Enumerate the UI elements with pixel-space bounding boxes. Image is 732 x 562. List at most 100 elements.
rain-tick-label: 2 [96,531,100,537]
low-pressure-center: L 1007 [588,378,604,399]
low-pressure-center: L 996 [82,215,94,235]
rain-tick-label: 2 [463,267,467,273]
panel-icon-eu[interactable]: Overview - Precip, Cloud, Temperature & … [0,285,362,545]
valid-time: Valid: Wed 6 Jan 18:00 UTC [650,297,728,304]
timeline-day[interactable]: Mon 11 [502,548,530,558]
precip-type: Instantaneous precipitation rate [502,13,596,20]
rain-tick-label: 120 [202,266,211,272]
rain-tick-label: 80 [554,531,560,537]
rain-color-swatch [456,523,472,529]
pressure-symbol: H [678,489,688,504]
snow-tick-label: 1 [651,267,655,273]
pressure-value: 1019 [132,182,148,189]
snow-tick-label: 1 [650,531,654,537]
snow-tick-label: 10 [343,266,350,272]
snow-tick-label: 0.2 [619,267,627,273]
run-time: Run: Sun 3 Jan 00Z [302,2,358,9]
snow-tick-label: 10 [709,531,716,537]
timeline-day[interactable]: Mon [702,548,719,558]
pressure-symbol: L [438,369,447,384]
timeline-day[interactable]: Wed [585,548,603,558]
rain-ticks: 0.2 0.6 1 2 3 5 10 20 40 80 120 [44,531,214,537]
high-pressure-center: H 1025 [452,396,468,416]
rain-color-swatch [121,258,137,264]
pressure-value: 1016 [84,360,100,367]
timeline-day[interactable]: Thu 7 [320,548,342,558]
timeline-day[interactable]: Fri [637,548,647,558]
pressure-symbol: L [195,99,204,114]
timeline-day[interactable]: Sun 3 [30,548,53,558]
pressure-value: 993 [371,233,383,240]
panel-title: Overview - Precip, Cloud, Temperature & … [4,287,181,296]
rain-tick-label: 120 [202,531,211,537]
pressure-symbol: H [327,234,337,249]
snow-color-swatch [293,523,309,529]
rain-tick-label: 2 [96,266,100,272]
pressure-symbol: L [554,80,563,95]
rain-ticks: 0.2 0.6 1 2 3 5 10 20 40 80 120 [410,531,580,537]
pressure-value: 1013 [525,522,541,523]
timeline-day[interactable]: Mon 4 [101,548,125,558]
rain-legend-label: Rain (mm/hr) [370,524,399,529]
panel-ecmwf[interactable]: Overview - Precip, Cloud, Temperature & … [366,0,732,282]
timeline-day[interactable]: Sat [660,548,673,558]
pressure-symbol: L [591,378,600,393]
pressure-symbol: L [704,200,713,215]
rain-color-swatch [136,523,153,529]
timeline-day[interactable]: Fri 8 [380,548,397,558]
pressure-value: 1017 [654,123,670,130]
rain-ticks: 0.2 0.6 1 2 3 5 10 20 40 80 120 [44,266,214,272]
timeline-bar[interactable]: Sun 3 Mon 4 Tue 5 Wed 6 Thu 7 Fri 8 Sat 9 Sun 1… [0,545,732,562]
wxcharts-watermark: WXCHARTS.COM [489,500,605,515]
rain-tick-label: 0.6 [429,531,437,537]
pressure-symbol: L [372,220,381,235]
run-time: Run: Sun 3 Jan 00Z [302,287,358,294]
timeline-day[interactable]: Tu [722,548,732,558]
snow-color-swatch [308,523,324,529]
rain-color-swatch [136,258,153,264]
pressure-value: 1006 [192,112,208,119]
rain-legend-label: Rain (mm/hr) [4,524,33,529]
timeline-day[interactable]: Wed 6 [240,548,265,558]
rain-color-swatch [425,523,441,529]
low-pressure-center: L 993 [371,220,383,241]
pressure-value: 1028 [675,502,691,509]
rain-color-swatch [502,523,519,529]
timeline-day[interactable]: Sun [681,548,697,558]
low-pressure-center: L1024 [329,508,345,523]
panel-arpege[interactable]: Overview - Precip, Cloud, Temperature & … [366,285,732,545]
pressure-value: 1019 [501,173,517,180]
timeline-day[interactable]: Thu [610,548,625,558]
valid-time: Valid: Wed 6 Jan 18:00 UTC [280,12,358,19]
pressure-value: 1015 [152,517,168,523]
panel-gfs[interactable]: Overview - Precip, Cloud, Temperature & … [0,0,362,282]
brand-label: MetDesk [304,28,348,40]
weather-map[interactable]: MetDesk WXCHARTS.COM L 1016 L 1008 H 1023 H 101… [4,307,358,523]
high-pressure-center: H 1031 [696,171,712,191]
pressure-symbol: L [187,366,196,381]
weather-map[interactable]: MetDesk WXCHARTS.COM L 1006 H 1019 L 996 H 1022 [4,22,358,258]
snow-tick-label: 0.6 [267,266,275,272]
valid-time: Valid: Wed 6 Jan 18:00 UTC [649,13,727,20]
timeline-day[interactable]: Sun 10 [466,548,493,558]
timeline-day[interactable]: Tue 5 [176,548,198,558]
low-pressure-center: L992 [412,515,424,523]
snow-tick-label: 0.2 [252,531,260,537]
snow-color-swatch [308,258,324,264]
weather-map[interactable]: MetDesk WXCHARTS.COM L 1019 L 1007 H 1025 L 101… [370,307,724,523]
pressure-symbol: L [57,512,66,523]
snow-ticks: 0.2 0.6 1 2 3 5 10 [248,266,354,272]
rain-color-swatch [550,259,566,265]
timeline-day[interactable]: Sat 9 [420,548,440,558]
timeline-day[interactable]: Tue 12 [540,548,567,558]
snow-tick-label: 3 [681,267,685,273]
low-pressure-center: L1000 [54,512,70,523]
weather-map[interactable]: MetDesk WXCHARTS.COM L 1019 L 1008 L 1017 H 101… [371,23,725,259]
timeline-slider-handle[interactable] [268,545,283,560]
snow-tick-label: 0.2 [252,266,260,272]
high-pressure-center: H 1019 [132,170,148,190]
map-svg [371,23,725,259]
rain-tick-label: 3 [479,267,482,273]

Problem to work on:
Please output these lines as a JSON list of strings, one string per line, leaving out any blank lines.

Answer in full:
[
  "Enumerate the UI elements with pixel-space bounding boxes. Image is 732 x 562. List at most 100 elements.",
  "rain-tick-label: 2 [96,531,100,537]",
  "low-pressure-center: L 1007 [588,378,604,399]",
  "low-pressure-center: L 996 [82,215,94,235]",
  "rain-tick-label: 2 [463,267,467,273]",
  "panel-icon-eu[interactable]: Overview - Precip, Cloud, Temperature & … [0,285,362,545]",
  "valid-time: Valid: Wed 6 Jan 18:00 UTC [650,297,728,304]",
  "timeline-day[interactable]: Mon 11 [502,548,530,558]",
  "precip-type: Instantaneous precipitation rate [502,13,596,20]",
  "rain-tick-label: 120 [202,266,211,272]",
  "rain-tick-label: 80 [554,531,560,537]",
  "rain-color-swatch [456,523,472,529]",
  "pressure-symbol: H [678,489,688,504]",
  "snow-tick-label: 1 [651,267,655,273]",
  "pressure-value: 1019 [132,182,148,189]",
  "snow-tick-label: 1 [650,531,654,537]",
  "snow-tick-label: 10 [343,266,350,272]",
  "snow-tick-label: 0.2 [619,267,627,273]",
  "run-time: Run: Sun 3 Jan 00Z [302,2,358,9]",
  "snow-tick-label: 10 [709,531,716,537]",
  "timeline-day[interactable]: Mon [702,548,719,558]",
  "pressure-symbol: L [438,369,447,384]",
  "timeline-day[interactable]: Wed [585,548,603,558]",
  "rain-ticks: 0.2 0.6 1 2 3 5 10 20 40 80 120 [44,531,214,537]",
  "high-pressure-center: H 1025 [452,396,468,416]",
  "rain-color-swatch [121,258,137,264]",
  "pressure-value: 1016 [84,360,100,367]",
  "timeline-day[interactable]: Thu 7 [320,548,342,558]",
  "timeline-day[interactable]: Fri [637,548,647,558]",
  "pressure-symbol: L [195,99,204,114]",
  "timeline-day[interactable]: Sun 3 [30,548,53,558]",
  "pressure-value: 993 [371,233,383,240]",
  "panel-title: Overview - Precip, Cloud, Temperature & … [4,287,181,296]",
  "rain-tick-label: 120 [202,531,211,537]",
  "pressure-symbol: H [327,234,337,249]",
  "snow-color-swatch [293,523,309,529]",
  "rain-tick-label: 2 [96,266,100,272]",
  "pressure-symbol: L [554,80,563,95]",
  "rain-ticks: 0.2 0.6 1 2 3 5 10 20 40 80 120 [410,531,580,537]",
  "pressure-value: 1013 [525,522,541,523]",
  "timeline-day[interactable]: Mon 4 [101,548,125,558]",
  "rain-legend-label: Rain (mm/hr) [370,524,399,529]",
  "panel-ecmwf[interactable]: Overview - Precip, Cloud, Temperature & … [366,0,732,282]",
  "timeline-day[interactable]: Sat [660,548,673,558]",
  "pressure-symbol: L [591,378,600,393]",
  "pressure-symbol: L [704,200,713,215]",
  "rain-color-swatch [136,523,153,529]",
  "timeline-day[interactable]: Fri 8 [380,548,397,558]",
  "pressure-value: 1017 [654,123,670,130]",
  "rain-ticks: 0.2 0.6 1 2 3 5 10 20 40 80 120 [44,266,214,272]",
  "timeline-bar[interactable]: Sun 3 Mon 4 Tue 5 Wed 6 Thu 7 Fri 8 Sat 9 Sun 1… [0,545,732,562]",
  "wxcharts-watermark: WXCHARTS.COM [489,500,605,515]",
  "rain-tick-label: 0.6 [429,531,437,537]",
  "pressure-symbol: L [372,220,381,235]",
  "run-time: Run: Sun 3 Jan 00Z [302,287,358,294]",
  "timeline-day[interactable]: Tu [722,548,732,558]",
  "snow-color-swatch [308,523,324,529]",
  "rain-color-swatch [136,258,153,264]",
  "pressure-value: 1006 [192,112,208,119]",
  "rain-legend-label: Rain (mm/hr) [4,524,33,529]",
  "timeline-day[interactable]: Wed 6 [240,548,265,558]",
  "rain-color-swatch [425,523,441,529]",
  "low-pressure-center: L 993 [371,220,383,241]",
  "pressure-value: 1028 [675,502,691,509]",
  "rain-color-swatch [502,523,519,529]",
  "timeline-day[interactable]: Sun [681,548,697,558]",
  "low-pressure-center: L1024 [329,508,345,523]",
  "panel-arpege[interactable]: Overview - Precip, Cloud, Temperature & … [366,285,732,545]",
  "pressure-value: 1019 [501,173,517,180]",
  "timeline-day[interactable]: Thu [610,548,625,558]",
  "valid-time: Valid: Wed 6 Jan 18:00 UTC [280,12,358,19]",
  "pressure-value: 1015 [152,517,168,523]",
  "panel-gfs[interactable]: Overview - Precip, Cloud, Temperature & … [0,0,362,282]",
  "brand-label: MetDesk [304,28,348,40]",
  "weather-map[interactable]: MetDesk WXCHARTS.COM L 1016 L 1008 H 1023 H 101… [4,307,358,523]",
  "high-pressure-center: H 1031 [696,171,712,191]",
  "pressure-symbol: L [187,366,196,381]",
  "weather-map[interactable]: MetDesk WXCHARTS.COM L 1006 H 1019 L 996 H 1022 [4,22,358,258]",
  "snow-tick-label: 0.6 [267,266,275,272]",
  "valid-time: Valid: Wed 6 Jan 18:00 UTC [649,13,727,20]",
  "timeline-day[interactable]: Sun 10 [466,548,493,558]",
  "timeline-day[interactable]: Tue 5 [176,548,198,558]",
  "low-pressure-center: L992 [412,515,424,523]",
  "snow-tick-label: 0.2 [252,531,260,537]",
  "snow-color-swatch [308,258,324,264]",
  "weather-map[interactable]: MetDesk WXCHARTS.COM L 1019 L 1007 H 1025 L 101… [370,307,724,523]",
  "pressure-symbol: L [57,512,66,523]",
  "snow-ticks: 0.2 0.6 1 2 3 5 10 [248,266,354,272]",
  "rain-color-swatch [550,259,566,265]",
  "timeline-day[interactable]: Sat 9 [420,548,440,558]",
  "timeline-day[interactable]: Tue 12 [540,548,567,558]",
  "snow-tick-label: 3 [681,267,685,273]",
  "low-pressure-center: L1000 [54,512,70,523]",
  "weather-map[interactable]: MetDesk WXCHARTS.COM L 1019 L 1008 L 1017 H 101… [371,23,725,259]",
  "timeline-slider-handle[interactable] [268,545,283,560]",
  "snow-tick-label: 0.2 [252,266,260,272]",
  "high-pressure-center: H 1019 [132,170,148,190]",
  "map-svg [371,23,725,259]",
  "rain-tick-label: 3 [479,267,482,273]"
]